>>>>
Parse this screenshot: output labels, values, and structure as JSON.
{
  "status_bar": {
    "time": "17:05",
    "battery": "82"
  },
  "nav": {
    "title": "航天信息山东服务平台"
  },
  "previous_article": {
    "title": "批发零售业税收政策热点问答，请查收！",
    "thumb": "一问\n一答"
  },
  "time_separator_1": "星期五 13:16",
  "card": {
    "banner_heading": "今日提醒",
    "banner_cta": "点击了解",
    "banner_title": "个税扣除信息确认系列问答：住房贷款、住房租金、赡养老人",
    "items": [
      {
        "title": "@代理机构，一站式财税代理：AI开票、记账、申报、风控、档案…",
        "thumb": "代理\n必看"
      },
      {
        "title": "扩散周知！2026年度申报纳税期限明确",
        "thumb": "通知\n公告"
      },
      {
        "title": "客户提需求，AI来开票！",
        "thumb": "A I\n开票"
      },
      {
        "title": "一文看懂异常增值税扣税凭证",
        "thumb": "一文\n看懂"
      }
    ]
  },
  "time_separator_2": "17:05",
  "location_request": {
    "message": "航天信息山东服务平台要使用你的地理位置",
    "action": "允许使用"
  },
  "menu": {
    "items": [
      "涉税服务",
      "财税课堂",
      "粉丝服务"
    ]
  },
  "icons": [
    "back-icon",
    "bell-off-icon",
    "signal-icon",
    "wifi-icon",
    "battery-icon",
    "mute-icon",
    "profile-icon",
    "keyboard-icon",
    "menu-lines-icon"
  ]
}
<<<<
> [Work instructions]
Using the listing, copy every line where the word "thumb" shows up.

> [Result for this task]
    "thumb": "一问\n一答"
        "thumb": "代理\n必看"
        "thumb": "通知\n公告"
        "thumb": "A I\n开票"
        "thumb": "一文\n看懂"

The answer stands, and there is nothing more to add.